#### Set exercise
Filter the lines below, copying only those with the string "DataGridViewCell".

#### Records for this exercise
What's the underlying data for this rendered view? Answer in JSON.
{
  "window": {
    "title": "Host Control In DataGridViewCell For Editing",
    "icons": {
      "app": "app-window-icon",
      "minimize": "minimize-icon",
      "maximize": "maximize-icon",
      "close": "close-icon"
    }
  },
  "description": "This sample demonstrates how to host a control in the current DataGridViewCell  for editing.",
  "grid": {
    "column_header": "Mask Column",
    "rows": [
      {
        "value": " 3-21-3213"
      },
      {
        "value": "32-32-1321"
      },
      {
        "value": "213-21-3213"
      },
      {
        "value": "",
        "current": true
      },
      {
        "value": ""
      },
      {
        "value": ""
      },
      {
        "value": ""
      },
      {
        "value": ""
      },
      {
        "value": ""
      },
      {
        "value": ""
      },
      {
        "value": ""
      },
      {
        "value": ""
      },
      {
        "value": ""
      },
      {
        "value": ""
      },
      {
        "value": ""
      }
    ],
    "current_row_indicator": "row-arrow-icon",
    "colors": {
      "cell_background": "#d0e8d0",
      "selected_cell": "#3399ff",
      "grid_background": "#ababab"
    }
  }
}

#### Response to this exercise
    "title": "Host Control In DataGridViewCell For Editing",
  "description": "This sample demonstrates how to host a control in the current DataGridViewCell  for editing.",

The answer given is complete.